• **TASK DESCRIPTION**
Omit the pictures and retype only the lines from the one containing "Give me a plain-text" through the end of the listing, both ends included.

• **STORED DATA**
--------------------------------------------------
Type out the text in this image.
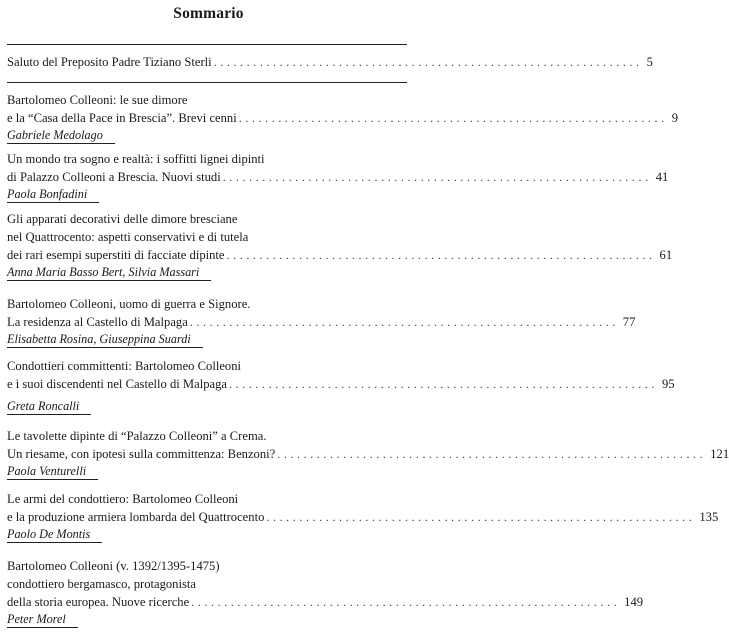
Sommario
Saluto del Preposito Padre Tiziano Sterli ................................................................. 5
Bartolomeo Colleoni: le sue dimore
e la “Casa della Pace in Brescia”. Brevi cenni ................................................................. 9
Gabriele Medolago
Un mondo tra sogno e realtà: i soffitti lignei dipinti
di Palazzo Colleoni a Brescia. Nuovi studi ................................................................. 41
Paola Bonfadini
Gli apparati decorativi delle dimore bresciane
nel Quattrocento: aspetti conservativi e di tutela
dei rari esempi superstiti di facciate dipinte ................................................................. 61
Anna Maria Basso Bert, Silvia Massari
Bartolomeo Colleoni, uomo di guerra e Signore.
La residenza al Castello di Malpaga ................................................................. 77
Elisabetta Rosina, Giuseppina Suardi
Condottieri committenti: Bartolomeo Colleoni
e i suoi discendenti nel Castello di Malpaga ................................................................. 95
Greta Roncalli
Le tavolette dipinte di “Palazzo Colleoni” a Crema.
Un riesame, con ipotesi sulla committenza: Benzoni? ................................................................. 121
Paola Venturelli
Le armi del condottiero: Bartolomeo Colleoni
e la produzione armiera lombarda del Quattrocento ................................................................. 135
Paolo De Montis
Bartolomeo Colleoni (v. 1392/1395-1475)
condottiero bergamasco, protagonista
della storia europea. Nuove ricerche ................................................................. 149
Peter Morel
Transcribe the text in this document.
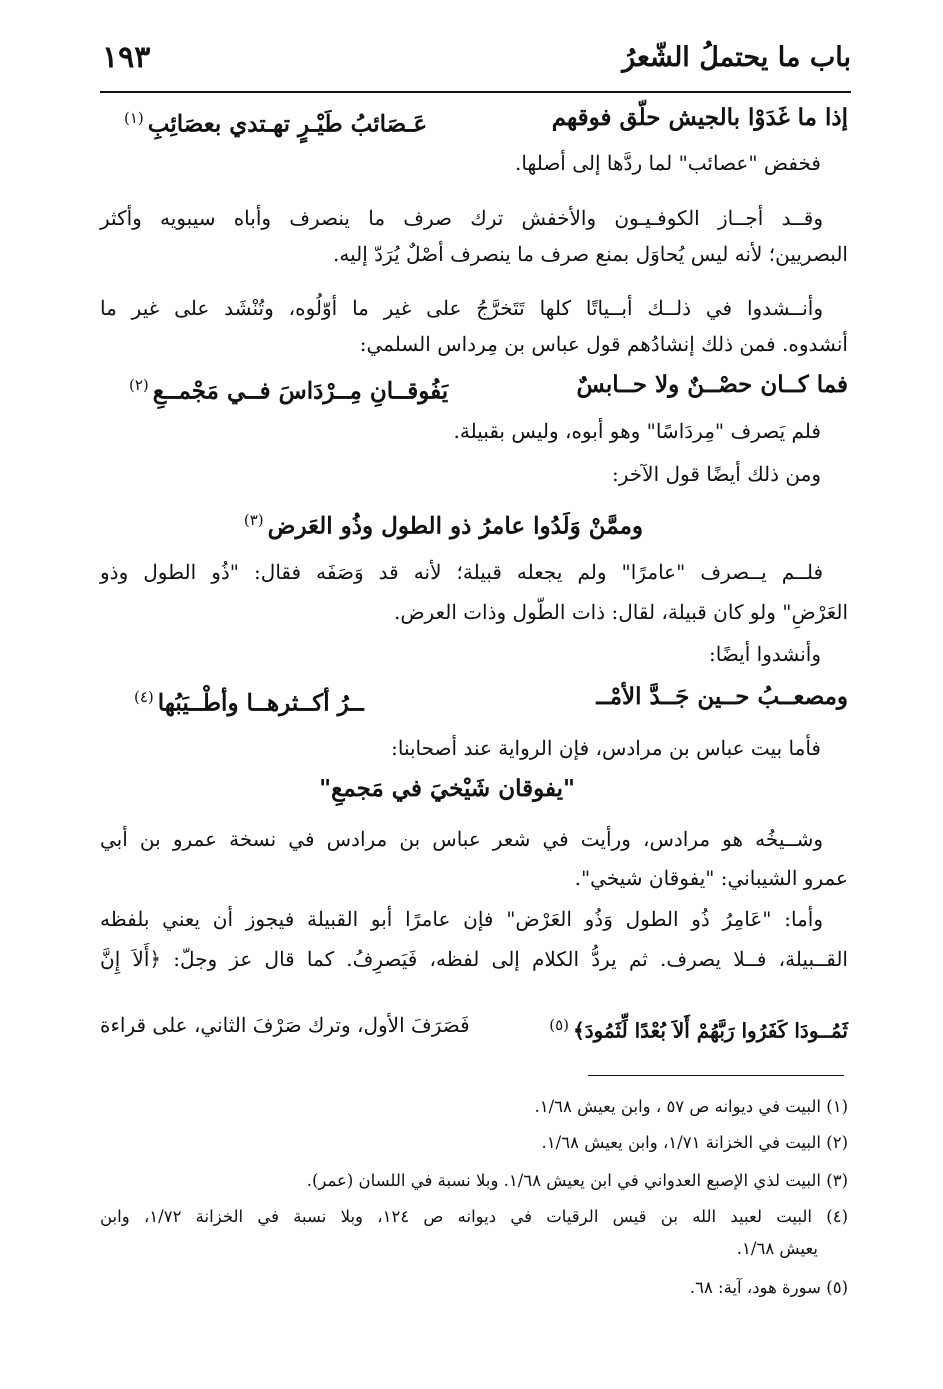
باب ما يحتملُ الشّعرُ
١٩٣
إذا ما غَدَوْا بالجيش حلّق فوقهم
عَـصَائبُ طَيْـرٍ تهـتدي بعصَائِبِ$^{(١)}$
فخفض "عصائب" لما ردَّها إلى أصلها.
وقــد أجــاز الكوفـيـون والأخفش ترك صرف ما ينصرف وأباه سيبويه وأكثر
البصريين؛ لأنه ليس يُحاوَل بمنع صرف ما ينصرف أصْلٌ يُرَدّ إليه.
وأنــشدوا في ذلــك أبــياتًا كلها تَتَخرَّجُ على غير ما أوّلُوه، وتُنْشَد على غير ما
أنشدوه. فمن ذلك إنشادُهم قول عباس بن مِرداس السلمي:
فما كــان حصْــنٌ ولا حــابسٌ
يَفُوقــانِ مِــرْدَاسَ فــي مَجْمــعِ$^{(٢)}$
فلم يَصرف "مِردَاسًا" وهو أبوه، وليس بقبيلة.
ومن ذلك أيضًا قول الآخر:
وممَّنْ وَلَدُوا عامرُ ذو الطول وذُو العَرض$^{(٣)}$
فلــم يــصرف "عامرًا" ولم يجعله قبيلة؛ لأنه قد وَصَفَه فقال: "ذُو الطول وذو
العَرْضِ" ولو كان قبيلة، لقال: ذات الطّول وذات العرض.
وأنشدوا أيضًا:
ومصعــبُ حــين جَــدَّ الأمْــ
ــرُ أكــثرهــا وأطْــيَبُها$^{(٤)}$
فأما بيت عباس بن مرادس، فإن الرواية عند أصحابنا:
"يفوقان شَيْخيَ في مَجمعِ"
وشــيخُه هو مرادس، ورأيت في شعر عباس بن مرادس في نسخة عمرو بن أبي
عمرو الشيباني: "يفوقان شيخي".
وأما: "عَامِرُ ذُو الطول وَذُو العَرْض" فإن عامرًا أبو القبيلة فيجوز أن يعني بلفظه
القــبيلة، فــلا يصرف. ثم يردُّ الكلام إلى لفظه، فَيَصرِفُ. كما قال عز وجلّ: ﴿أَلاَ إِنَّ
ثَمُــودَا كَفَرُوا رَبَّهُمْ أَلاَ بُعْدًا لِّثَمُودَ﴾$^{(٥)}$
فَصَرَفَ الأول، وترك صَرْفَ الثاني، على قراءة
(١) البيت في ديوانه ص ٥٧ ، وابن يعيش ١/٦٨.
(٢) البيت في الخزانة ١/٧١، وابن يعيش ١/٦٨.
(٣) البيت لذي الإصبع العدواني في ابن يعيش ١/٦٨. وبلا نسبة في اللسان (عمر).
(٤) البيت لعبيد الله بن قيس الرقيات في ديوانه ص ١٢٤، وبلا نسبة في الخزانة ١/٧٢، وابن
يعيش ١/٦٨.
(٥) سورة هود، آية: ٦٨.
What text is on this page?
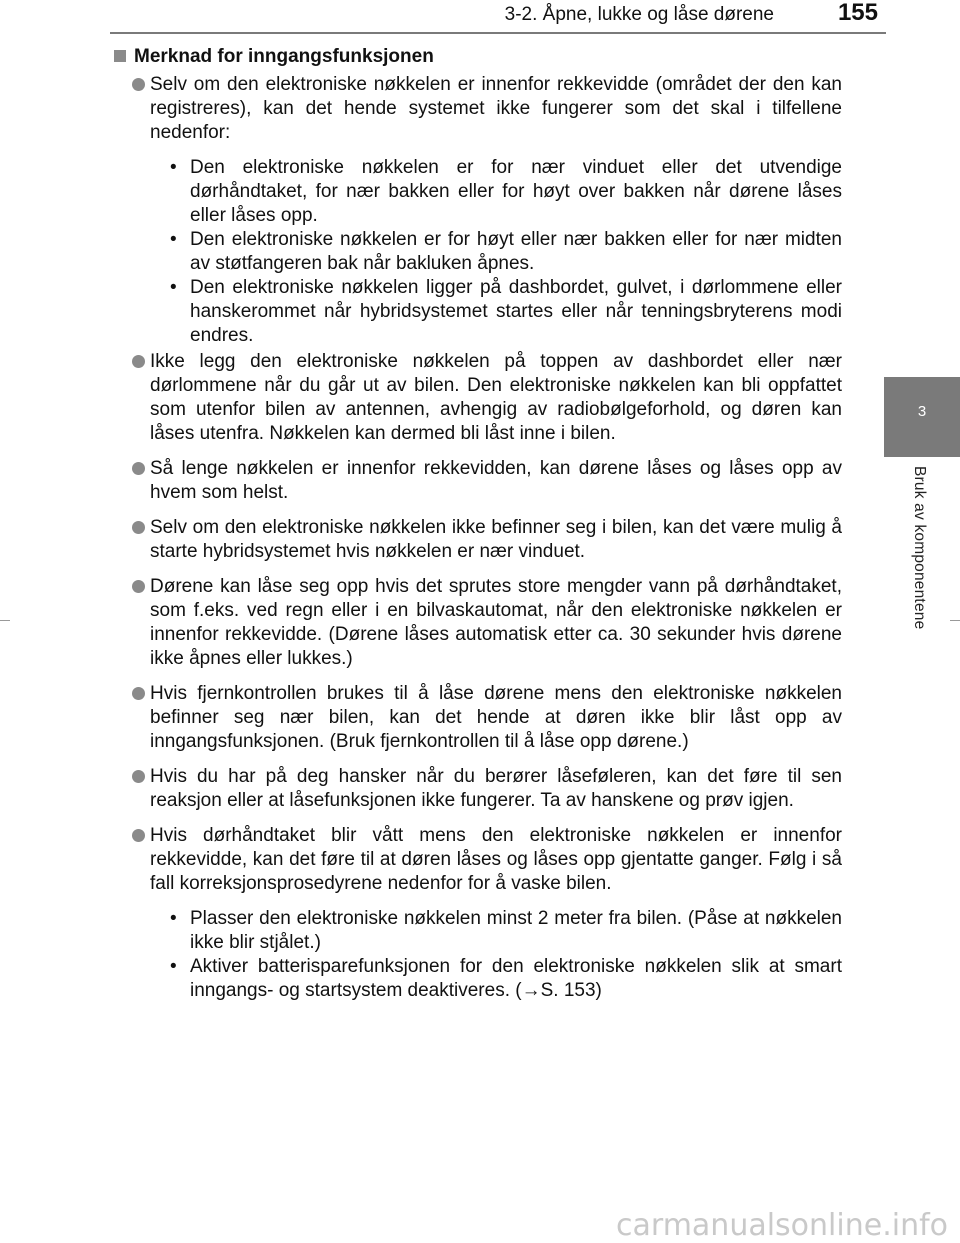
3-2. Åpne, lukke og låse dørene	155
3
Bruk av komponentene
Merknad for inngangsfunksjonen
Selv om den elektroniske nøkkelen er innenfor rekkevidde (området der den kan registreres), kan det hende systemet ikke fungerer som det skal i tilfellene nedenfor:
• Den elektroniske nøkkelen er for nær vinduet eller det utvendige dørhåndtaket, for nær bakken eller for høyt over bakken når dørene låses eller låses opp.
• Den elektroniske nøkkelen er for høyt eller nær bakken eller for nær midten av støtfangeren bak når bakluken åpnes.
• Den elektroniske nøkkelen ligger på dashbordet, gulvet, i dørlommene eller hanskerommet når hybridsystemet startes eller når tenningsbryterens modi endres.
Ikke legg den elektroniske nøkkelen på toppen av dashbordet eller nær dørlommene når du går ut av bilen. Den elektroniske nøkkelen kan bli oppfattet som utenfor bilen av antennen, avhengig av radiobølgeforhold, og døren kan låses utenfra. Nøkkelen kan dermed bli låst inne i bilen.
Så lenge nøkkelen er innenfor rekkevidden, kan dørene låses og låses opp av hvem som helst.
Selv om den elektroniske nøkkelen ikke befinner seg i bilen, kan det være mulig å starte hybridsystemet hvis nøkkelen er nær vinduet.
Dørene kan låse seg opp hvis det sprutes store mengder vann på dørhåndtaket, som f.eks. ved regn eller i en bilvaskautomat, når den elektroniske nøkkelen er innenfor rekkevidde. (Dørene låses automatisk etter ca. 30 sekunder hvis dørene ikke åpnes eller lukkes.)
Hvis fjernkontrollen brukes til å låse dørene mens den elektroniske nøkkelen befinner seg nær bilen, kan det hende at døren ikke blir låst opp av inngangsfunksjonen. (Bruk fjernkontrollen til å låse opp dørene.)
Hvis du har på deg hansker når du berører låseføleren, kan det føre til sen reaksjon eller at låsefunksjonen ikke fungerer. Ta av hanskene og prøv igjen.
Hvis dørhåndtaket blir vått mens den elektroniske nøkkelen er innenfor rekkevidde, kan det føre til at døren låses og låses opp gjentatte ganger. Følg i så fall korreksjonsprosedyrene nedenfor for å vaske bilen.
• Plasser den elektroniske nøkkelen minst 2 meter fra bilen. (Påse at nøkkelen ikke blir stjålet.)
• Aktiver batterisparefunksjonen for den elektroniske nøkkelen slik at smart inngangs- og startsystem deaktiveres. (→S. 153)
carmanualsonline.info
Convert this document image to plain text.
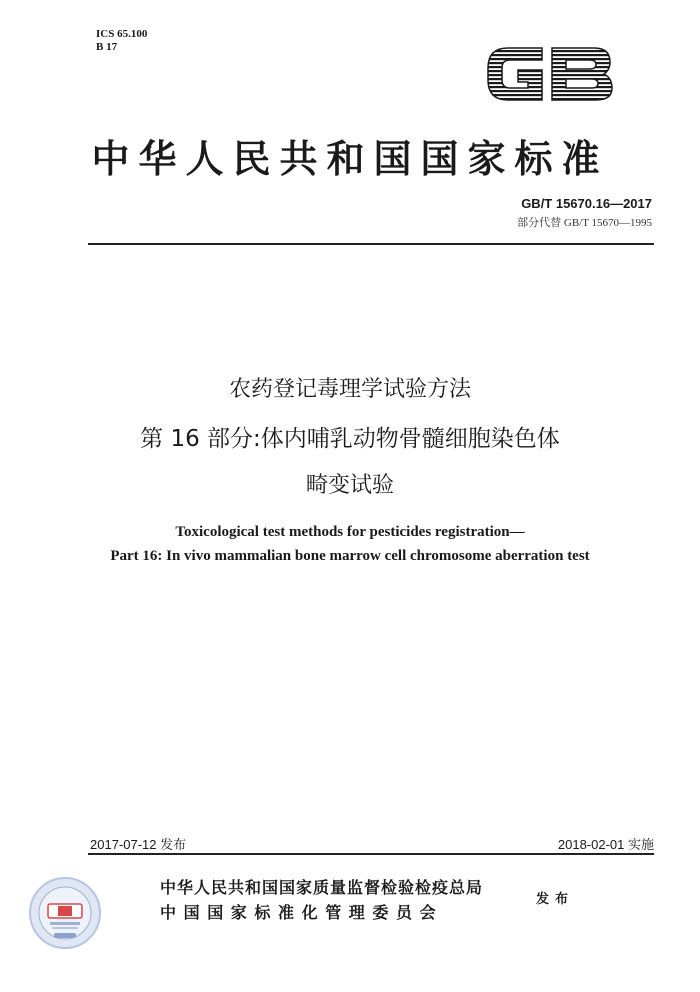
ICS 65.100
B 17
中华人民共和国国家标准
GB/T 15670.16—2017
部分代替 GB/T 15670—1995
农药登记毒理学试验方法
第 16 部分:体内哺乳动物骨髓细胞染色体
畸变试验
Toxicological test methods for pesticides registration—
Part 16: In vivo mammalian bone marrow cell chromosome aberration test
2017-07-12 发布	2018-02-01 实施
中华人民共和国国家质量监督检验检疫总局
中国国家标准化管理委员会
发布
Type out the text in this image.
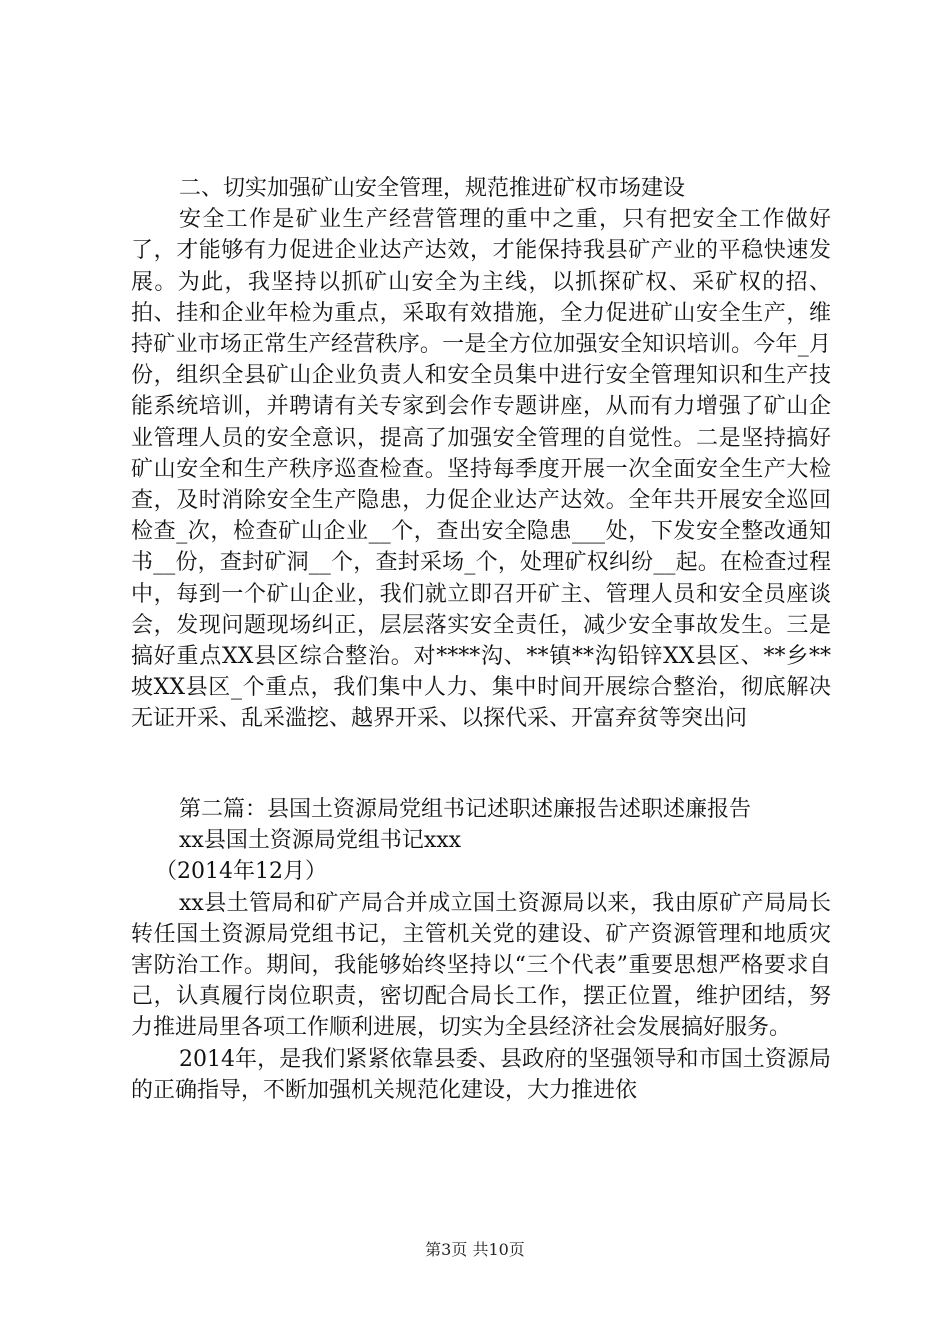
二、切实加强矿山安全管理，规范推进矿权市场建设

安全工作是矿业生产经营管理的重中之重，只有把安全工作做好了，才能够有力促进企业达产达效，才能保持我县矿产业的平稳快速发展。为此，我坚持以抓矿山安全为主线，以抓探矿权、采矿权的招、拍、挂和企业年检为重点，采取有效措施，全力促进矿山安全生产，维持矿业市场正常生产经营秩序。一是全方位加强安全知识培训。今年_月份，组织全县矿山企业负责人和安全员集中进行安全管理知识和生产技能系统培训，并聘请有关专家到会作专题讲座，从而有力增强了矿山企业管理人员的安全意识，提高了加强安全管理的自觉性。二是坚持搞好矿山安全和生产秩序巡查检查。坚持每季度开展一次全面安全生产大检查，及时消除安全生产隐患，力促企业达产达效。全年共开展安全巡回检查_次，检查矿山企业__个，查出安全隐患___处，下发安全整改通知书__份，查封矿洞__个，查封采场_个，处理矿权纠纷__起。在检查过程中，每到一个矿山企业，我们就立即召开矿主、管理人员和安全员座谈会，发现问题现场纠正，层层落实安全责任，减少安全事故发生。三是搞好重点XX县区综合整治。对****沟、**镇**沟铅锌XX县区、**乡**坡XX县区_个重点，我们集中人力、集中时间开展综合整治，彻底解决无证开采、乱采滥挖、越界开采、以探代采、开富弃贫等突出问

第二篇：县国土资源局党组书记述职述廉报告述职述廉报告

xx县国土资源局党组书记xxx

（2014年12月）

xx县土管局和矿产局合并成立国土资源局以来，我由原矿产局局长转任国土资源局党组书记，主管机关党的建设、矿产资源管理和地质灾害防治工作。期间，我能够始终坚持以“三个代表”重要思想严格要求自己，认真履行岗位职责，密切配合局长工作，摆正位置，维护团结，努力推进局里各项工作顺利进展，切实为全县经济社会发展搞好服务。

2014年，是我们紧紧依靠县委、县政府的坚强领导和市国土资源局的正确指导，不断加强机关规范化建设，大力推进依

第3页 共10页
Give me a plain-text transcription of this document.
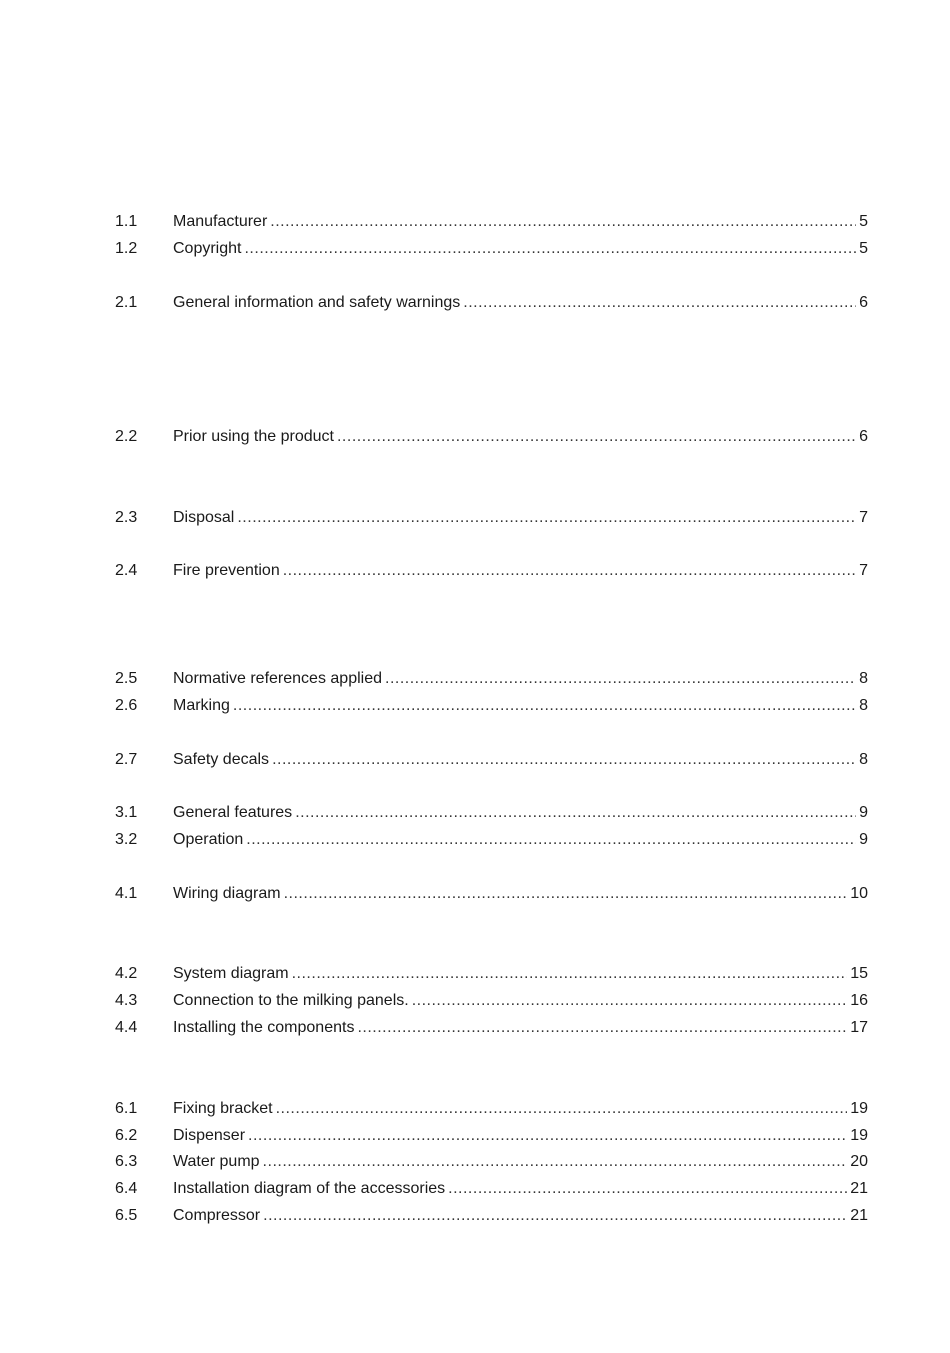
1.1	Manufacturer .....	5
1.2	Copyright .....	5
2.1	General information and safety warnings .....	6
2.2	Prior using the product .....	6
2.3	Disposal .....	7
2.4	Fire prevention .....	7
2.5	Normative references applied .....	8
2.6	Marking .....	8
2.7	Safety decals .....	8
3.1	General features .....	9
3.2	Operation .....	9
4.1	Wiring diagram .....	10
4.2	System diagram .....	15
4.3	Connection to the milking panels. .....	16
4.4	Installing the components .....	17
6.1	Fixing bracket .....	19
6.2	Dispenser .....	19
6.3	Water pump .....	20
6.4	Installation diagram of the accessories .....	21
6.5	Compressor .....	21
--------------------------------------------------
• **REPLY TO THE TASK**
Give me a plain-text transcription of this document.
1.1	Manufacturer .....	5
1.2	Copyright .....	5
2.1	General information and safety warnings .....	6
2.2	Prior using the product .....	6
2.3	Disposal .....	7
2.4	Fire prevention .....	7
2.5	Normative references applied .....	8
2.6	Marking .....	8
2.7	Safety decals .....	8
3.1	General features .....	9
3.2	Operation .....	9
4.1	Wiring diagram .....	10
4.2	System diagram .....	15
4.3	Connection to the milking panels. .....	16
4.4	Installing the components .....	17
6.1	Fixing bracket .....	19
6.2	Dispenser .....	19
6.3	Water pump .....	20
6.4	Installation diagram of the accessories .....	21
6.5	Compressor .....	21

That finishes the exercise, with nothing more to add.